**Items:**
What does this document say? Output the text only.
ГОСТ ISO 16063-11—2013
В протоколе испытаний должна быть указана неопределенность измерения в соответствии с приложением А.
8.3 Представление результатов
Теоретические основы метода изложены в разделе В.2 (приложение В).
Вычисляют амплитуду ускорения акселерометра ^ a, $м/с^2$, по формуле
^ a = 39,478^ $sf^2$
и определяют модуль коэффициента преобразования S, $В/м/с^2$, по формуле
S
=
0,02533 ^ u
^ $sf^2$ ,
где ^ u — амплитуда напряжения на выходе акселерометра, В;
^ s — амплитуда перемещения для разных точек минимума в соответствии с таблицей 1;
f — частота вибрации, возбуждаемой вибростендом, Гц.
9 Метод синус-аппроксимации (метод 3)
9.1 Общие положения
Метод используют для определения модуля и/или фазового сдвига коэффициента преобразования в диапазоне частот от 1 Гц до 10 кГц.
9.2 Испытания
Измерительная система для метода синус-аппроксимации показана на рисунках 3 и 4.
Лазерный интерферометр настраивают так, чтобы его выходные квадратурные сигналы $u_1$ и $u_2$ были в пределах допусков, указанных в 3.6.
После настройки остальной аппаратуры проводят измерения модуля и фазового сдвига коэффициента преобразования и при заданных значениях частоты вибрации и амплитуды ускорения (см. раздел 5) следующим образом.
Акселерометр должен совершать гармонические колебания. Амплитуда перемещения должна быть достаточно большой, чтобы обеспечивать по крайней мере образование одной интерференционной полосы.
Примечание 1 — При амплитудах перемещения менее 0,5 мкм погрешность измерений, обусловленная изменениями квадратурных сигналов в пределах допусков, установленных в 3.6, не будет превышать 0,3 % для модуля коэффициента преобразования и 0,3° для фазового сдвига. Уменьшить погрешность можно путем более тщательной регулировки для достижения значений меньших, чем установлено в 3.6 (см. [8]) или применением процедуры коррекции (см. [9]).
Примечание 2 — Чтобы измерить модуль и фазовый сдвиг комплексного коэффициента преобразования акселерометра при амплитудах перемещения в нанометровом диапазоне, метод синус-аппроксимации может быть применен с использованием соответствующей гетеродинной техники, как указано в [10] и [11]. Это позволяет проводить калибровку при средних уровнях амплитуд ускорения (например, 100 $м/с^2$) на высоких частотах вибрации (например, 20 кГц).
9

--

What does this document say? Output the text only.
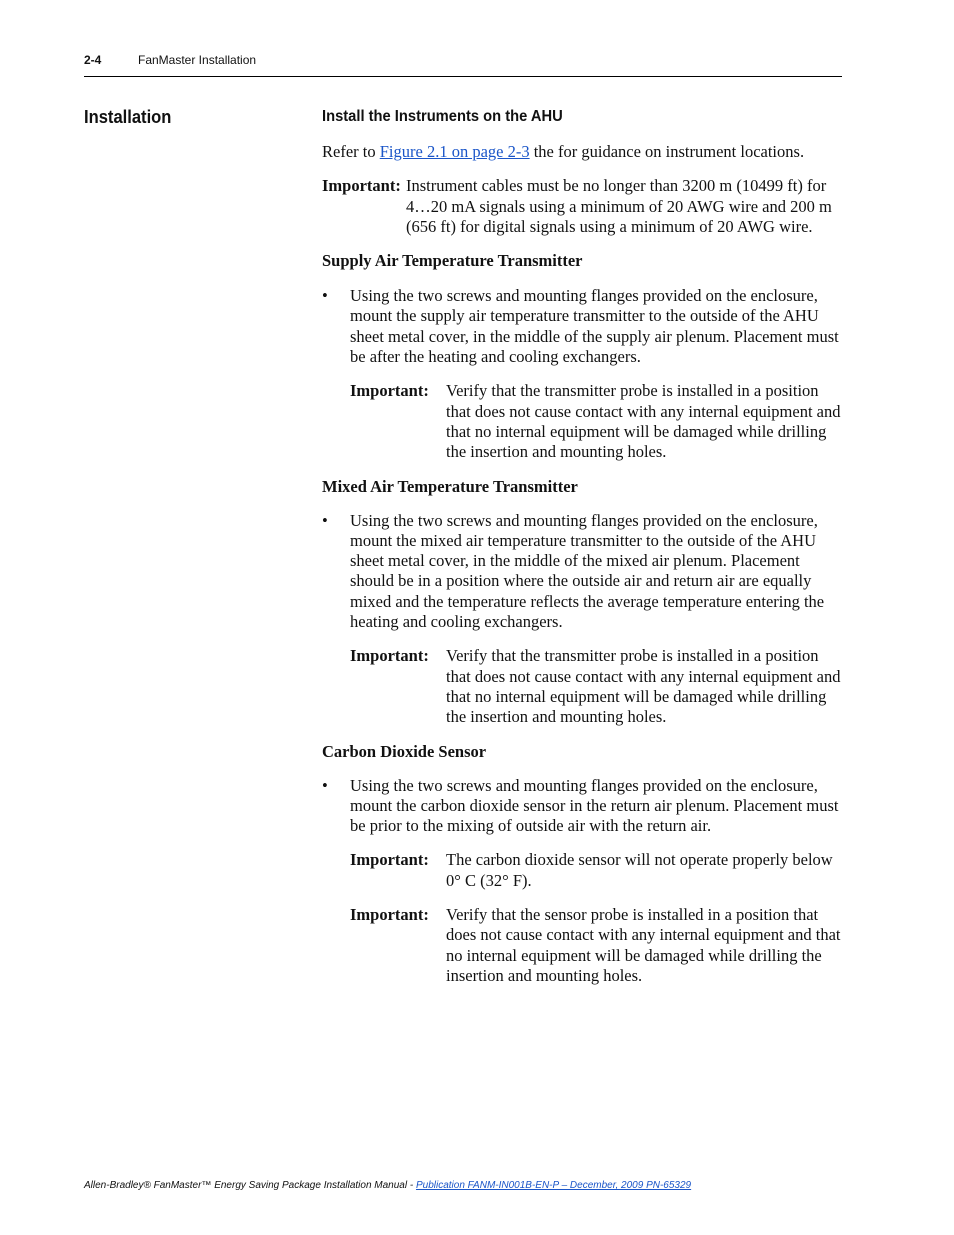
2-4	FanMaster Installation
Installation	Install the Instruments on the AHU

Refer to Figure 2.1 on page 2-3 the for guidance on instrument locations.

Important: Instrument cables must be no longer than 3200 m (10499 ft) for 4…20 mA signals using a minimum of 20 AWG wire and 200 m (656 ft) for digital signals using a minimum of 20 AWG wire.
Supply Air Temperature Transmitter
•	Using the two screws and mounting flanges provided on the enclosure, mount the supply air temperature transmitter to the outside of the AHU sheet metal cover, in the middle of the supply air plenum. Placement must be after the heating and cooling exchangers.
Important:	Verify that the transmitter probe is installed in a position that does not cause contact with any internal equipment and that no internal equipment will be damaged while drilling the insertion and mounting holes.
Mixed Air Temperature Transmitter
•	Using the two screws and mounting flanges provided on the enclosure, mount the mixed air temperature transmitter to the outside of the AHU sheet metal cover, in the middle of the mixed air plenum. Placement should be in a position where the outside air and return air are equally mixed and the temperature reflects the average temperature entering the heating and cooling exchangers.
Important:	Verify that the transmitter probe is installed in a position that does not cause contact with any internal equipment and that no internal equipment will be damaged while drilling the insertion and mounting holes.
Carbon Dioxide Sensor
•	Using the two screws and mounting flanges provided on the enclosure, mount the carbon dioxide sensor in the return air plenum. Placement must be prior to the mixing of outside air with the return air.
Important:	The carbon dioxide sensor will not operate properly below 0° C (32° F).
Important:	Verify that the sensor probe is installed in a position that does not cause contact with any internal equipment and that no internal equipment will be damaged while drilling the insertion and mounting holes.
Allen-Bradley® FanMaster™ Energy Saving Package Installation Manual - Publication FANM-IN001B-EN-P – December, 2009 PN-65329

--

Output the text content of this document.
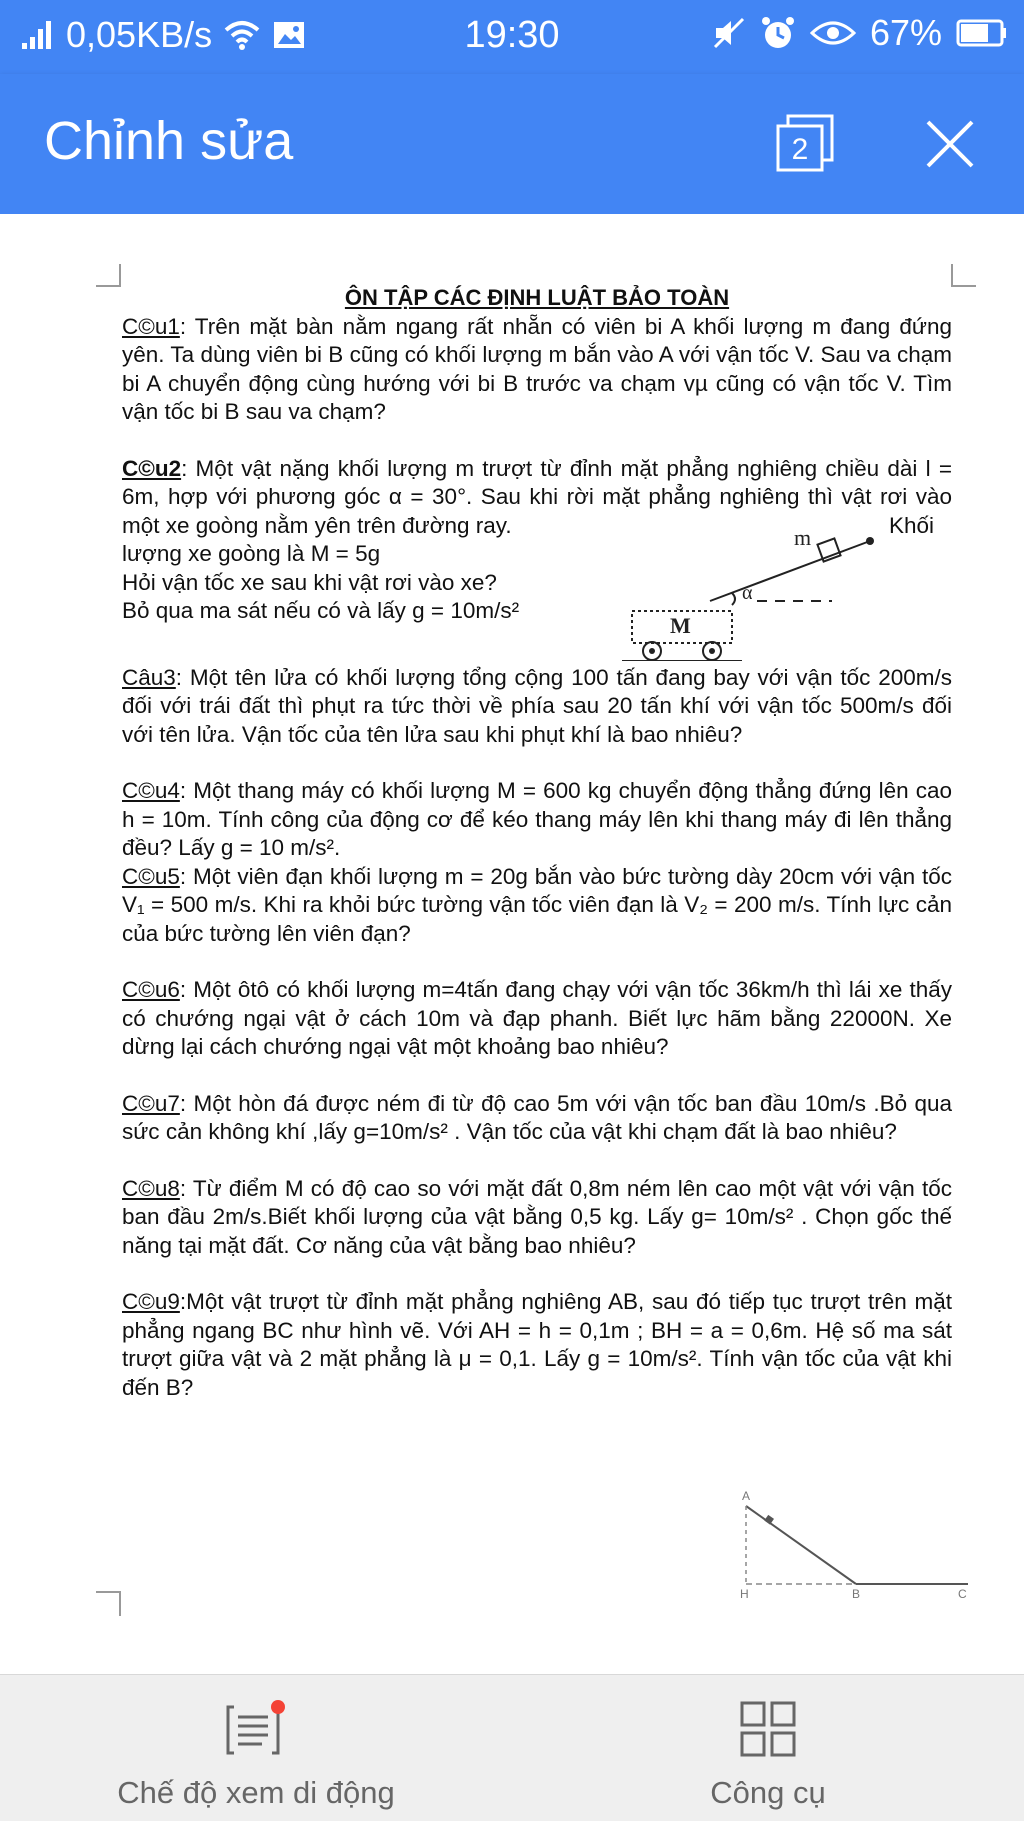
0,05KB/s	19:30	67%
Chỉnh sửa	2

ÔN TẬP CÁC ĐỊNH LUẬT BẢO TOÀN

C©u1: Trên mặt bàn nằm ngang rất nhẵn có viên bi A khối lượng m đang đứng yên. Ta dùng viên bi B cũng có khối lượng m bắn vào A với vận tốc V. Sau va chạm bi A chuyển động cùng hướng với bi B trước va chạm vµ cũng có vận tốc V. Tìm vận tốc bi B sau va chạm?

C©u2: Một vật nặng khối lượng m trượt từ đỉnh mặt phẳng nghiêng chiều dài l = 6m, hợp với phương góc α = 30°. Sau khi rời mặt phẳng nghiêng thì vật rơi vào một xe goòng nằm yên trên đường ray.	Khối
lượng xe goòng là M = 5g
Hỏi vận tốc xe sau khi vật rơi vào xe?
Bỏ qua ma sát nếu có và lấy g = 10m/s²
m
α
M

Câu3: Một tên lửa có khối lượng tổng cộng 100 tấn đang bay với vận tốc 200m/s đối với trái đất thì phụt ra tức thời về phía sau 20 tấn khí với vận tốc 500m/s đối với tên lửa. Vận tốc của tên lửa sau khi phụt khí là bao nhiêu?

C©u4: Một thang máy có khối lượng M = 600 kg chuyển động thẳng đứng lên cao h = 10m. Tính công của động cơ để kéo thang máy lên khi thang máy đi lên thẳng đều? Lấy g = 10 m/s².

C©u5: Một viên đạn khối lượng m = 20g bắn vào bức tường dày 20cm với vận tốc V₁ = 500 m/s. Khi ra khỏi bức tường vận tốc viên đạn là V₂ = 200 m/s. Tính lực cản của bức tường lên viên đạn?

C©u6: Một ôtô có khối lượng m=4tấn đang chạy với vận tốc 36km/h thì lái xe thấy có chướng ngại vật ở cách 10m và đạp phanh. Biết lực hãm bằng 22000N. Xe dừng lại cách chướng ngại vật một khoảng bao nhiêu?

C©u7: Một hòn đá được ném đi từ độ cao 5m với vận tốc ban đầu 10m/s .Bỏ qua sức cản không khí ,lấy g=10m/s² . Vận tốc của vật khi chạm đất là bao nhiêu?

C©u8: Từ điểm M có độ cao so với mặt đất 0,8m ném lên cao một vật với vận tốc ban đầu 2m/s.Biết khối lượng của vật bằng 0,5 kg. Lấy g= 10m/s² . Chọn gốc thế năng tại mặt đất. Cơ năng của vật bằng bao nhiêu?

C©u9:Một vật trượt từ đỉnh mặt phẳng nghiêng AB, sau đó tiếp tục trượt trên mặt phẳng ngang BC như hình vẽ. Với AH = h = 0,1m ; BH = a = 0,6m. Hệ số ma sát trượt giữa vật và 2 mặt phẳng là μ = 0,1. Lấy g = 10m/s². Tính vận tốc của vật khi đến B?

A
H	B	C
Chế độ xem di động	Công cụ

**What is required:**
Check all the records above and select each line where the string "phẳng" is found.

**Exercise answer:**
C©u2: Một vật nặng khối lượng m trượt từ đỉnh mặt phẳng nghiêng chiều dài l = 6m, hợp với phương góc α = 30°. Sau khi rời mặt phẳng nghiêng thì vật rơi vào một xe goòng nằm yên trên đường ray.	Khối
C©u9:Một vật trượt từ đỉnh mặt phẳng nghiêng AB, sau đó tiếp tục trượt trên mặt phẳng ngang BC như hình vẽ. Với AH = h = 0,1m ; BH = a = 0,6m. Hệ số ma sát trượt giữa vật và 2 mặt phẳng là μ = 0,1. Lấy g = 10m/s². Tính vận tốc của vật khi đến B?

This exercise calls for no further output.